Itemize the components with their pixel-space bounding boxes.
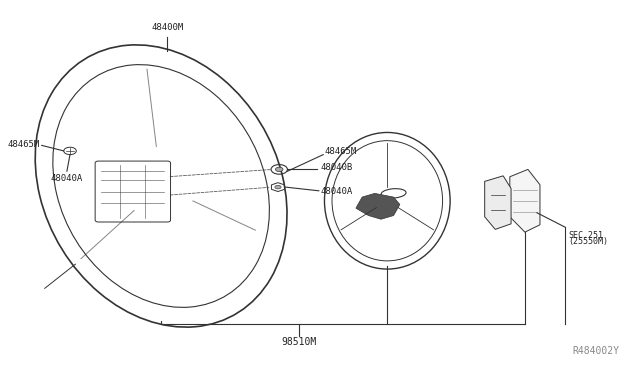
Text: 48040B: 48040B — [320, 163, 353, 172]
Text: 98510M: 98510M — [282, 337, 317, 347]
Text: 48400M: 48400M — [151, 23, 184, 32]
Text: 48465M: 48465M — [324, 147, 356, 156]
Text: 48040A: 48040A — [321, 187, 353, 196]
Text: (25550M): (25550M) — [568, 237, 608, 246]
Text: 48465M: 48465M — [8, 140, 40, 149]
Text: SEC.251: SEC.251 — [568, 231, 604, 240]
Circle shape — [275, 185, 281, 189]
Polygon shape — [356, 193, 400, 219]
Polygon shape — [510, 169, 540, 232]
Text: R484002Y: R484002Y — [573, 346, 620, 356]
Polygon shape — [484, 176, 511, 230]
Circle shape — [275, 167, 283, 171]
Text: 48040A: 48040A — [51, 174, 83, 183]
..............................
_EXERCISE DIRECTIONS_: Please copy every line of the records above word for word, omitting the pictures.

_WRITTEN RESPONSE_:
Itemize the components with their pixel-space bounding boxes.
Text: 48040B: 48040B — [320, 163, 353, 172]
Text: 98510M: 98510M — [282, 337, 317, 347]
Text: 48400M: 48400M — [151, 23, 184, 32]
Text: 48465M: 48465M — [324, 147, 356, 156]
Text: 48040A: 48040A — [321, 187, 353, 196]
Text: (25550M): (25550M) — [568, 237, 608, 246]
Text: 48465M: 48465M — [8, 140, 40, 149]
Text: SEC.251: SEC.251 — [568, 231, 604, 240]
Circle shape — [275, 185, 281, 189]
Polygon shape — [356, 193, 400, 219]
Polygon shape — [510, 169, 540, 232]
Text: R484002Y: R484002Y — [573, 346, 620, 356]
Polygon shape — [484, 176, 511, 230]
Circle shape — [275, 167, 283, 171]
Text: 48040A: 48040A — [51, 174, 83, 183]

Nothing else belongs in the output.